## [Tu tarea]
Renombra "tree-line" como "tree-connector" en todos los ítems y reprodúcelos sin ningún otro cambio.

## [Ítems proporcionados]
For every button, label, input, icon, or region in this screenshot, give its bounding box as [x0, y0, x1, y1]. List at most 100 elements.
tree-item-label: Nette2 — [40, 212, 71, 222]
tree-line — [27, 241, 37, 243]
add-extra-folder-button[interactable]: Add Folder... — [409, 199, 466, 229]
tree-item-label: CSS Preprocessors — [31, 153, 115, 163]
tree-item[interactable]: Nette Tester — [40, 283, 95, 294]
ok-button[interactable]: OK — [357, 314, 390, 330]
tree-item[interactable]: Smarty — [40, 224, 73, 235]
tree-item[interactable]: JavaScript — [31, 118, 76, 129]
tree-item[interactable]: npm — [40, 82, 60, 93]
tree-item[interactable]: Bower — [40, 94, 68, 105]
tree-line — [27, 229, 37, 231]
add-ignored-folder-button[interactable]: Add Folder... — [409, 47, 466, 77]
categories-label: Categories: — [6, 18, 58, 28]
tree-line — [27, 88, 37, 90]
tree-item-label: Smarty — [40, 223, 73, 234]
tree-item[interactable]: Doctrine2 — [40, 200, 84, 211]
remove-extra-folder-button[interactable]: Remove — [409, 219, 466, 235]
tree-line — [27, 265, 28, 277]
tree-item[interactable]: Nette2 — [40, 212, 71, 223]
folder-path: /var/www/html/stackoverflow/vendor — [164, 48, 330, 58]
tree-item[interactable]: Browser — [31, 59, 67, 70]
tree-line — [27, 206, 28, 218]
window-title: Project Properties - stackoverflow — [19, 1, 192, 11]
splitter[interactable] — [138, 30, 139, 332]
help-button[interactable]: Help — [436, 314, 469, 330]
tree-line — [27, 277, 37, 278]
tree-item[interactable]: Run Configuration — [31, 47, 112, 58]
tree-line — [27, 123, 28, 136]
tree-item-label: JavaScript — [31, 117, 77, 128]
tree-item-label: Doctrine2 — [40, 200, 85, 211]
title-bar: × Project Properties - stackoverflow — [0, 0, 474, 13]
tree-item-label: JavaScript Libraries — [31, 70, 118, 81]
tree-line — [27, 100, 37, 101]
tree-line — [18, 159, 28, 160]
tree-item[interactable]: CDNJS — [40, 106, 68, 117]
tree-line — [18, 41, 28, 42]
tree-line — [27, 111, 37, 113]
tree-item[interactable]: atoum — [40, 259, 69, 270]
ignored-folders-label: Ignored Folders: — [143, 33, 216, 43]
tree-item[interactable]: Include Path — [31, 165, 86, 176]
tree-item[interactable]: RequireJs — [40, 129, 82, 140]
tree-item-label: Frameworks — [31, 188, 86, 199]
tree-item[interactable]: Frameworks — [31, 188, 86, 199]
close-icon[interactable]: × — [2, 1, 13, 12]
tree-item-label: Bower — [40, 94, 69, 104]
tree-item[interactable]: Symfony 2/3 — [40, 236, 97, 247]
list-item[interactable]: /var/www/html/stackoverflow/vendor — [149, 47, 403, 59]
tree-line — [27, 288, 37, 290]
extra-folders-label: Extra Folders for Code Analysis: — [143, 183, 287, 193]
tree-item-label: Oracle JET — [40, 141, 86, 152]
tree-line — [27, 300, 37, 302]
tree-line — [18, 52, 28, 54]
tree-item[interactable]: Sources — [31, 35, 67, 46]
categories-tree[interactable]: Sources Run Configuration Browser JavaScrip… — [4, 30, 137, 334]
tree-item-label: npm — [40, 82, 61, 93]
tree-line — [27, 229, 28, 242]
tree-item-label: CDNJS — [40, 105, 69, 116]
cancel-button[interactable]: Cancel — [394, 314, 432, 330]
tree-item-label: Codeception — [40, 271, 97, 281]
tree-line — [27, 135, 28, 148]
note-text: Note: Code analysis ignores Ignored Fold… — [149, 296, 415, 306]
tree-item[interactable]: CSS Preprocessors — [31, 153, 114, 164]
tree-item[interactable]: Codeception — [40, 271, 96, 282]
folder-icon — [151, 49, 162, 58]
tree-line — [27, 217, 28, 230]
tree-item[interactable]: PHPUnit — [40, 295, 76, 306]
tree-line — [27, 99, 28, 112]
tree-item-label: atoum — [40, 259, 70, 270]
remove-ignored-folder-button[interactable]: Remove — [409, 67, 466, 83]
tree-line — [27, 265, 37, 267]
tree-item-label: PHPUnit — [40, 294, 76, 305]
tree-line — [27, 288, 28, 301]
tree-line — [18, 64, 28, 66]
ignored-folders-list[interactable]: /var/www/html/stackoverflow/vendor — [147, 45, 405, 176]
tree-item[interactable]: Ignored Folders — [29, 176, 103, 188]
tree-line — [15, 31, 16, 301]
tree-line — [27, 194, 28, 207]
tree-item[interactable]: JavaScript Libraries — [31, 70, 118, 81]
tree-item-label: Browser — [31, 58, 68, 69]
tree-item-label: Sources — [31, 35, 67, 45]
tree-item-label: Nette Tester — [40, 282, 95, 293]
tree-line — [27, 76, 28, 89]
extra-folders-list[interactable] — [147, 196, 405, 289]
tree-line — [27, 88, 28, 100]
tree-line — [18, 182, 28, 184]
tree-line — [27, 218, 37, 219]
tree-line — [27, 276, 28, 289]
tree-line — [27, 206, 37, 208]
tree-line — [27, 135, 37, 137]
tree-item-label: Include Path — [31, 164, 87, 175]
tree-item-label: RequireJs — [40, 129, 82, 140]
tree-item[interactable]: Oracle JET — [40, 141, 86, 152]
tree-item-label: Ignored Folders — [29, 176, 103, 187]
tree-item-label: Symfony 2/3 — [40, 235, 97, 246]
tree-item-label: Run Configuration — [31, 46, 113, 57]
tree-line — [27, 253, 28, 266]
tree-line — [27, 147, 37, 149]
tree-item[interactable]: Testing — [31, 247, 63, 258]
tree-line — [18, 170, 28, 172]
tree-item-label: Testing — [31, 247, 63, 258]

## [Respuesta abajo]
For every button, label, input, icon, or region in this screenshot, give its bounding box as [x0, y0, x1, y1]. List at most 100 elements.
tree-item-label: Nette2 — [40, 212, 71, 222]
tree-connector — [27, 241, 37, 243]
add-extra-folder-button[interactable]: Add Folder... — [409, 199, 466, 229]
tree-item-label: CSS Preprocessors — [31, 153, 115, 163]
tree-item[interactable]: Nette Tester — [40, 283, 95, 294]
ok-button[interactable]: OK — [357, 314, 390, 330]
tree-item[interactable]: Smarty — [40, 224, 73, 235]
tree-item[interactable]: JavaScript — [31, 118, 76, 129]
tree-item[interactable]: npm — [40, 82, 60, 93]
tree-item[interactable]: Bower — [40, 94, 68, 105]
tree-connector — [27, 229, 37, 231]
add-ignored-folder-button[interactable]: Add Folder... — [409, 47, 466, 77]
categories-label: Categories: — [6, 18, 58, 28]
tree-connector — [27, 88, 37, 90]
tree-item-label: Smarty — [40, 223, 73, 234]
tree-item[interactable]: Doctrine2 — [40, 200, 84, 211]
remove-extra-folder-button[interactable]: Remove — [409, 219, 466, 235]
tree-connector — [27, 265, 28, 277]
tree-item[interactable]: Nette2 — [40, 212, 71, 223]
folder-path: /var/www/html/stackoverflow/vendor — [164, 48, 330, 58]
tree-item[interactable]: Browser — [31, 59, 67, 70]
tree-connector — [27, 206, 28, 218]
window-title: Project Properties - stackoverflow — [19, 1, 192, 11]
splitter[interactable] — [138, 30, 139, 332]
help-button[interactable]: Help — [436, 314, 469, 330]
tree-connector — [27, 277, 37, 278]
tree-item[interactable]: Run Configuration — [31, 47, 112, 58]
tree-connector — [27, 123, 28, 136]
tree-item-label: JavaScript — [31, 117, 77, 128]
tree-item-label: Doctrine2 — [40, 200, 85, 211]
title-bar: × Project Properties - stackoverflow — [0, 0, 474, 13]
tree-item-label: JavaScript Libraries — [31, 70, 118, 81]
tree-connector — [27, 100, 37, 101]
tree-connector — [18, 159, 28, 160]
tree-item[interactable]: CDNJS — [40, 106, 68, 117]
tree-connector — [18, 41, 28, 42]
tree-connector — [27, 111, 37, 113]
tree-item[interactable]: atoum — [40, 259, 69, 270]
ignored-folders-label: Ignored Folders: — [143, 33, 216, 43]
tree-item[interactable]: Include Path — [31, 165, 86, 176]
tree-item[interactable]: RequireJs — [40, 129, 82, 140]
tree-item-label: Frameworks — [31, 188, 86, 199]
tree-item[interactable]: Frameworks — [31, 188, 86, 199]
close-icon[interactable]: × — [2, 1, 13, 12]
tree-item-label: Bower — [40, 94, 69, 104]
tree-item[interactable]: Symfony 2/3 — [40, 236, 97, 247]
list-item[interactable]: /var/www/html/stackoverflow/vendor — [149, 47, 403, 59]
tree-connector — [27, 288, 37, 290]
extra-folders-label: Extra Folders for Code Analysis: — [143, 183, 287, 193]
tree-item-label: Oracle JET — [40, 141, 86, 152]
tree-connector — [27, 300, 37, 302]
tree-connector — [18, 52, 28, 54]
tree-item[interactable]: Sources — [31, 35, 67, 46]
categories-tree[interactable]: Sources Run Configuration Browser JavaScrip… — [4, 30, 137, 334]
tree-item-label: npm — [40, 82, 61, 93]
tree-connector — [27, 229, 28, 242]
tree-item-label: CDNJS — [40, 105, 69, 116]
cancel-button[interactable]: Cancel — [394, 314, 432, 330]
tree-item-label: Codeception — [40, 271, 97, 281]
tree-connector — [27, 135, 28, 148]
note-text: Note: Code analysis ignores Ignored Fold… — [149, 296, 415, 306]
tree-item[interactable]: CSS Preprocessors — [31, 153, 114, 164]
tree-item[interactable]: Codeception — [40, 271, 96, 282]
folder-icon — [151, 49, 162, 58]
tree-connector — [27, 217, 28, 230]
tree-item[interactable]: PHPUnit — [40, 295, 76, 306]
tree-connector — [27, 99, 28, 112]
tree-item-label: atoum — [40, 259, 70, 270]
remove-ignored-folder-button[interactable]: Remove — [409, 67, 466, 83]
tree-connector — [27, 265, 37, 267]
tree-item-label: PHPUnit — [40, 294, 76, 305]
tree-connector — [27, 288, 28, 301]
tree-connector — [18, 64, 28, 66]
ignored-folders-list[interactable]: /var/www/html/stackoverflow/vendor — [147, 45, 405, 176]
tree-item[interactable]: Ignored Folders — [29, 176, 103, 188]
tree-connector — [15, 31, 16, 301]
tree-connector — [27, 194, 28, 207]
tree-item[interactable]: JavaScript Libraries — [31, 70, 118, 81]
tree-item-label: Browser — [31, 58, 68, 69]
tree-item-label: Sources — [31, 35, 67, 45]
tree-item-label: Nette Tester — [40, 282, 95, 293]
tree-connector — [27, 76, 28, 89]
extra-folders-list[interactable] — [147, 196, 405, 289]
tree-connector — [27, 88, 28, 100]
tree-connector — [18, 182, 28, 184]
tree-connector — [27, 218, 37, 219]
tree-connector — [27, 276, 28, 289]
tree-connector — [27, 206, 37, 208]
tree-connector — [27, 135, 37, 137]
tree-item-label: Include Path — [31, 164, 87, 175]
tree-item-label: RequireJs — [40, 129, 82, 140]
tree-item[interactable]: Oracle JET — [40, 141, 86, 152]
tree-item-label: Ignored Folders — [29, 176, 103, 187]
tree-item-label: Symfony 2/3 — [40, 235, 97, 246]
tree-item-label: Run Configuration — [31, 46, 113, 57]
tree-connector — [27, 253, 28, 266]
tree-connector — [27, 147, 37, 149]
tree-item[interactable]: Testing — [31, 247, 63, 258]
tree-connector — [18, 170, 28, 172]
tree-item-label: Testing — [31, 247, 63, 258]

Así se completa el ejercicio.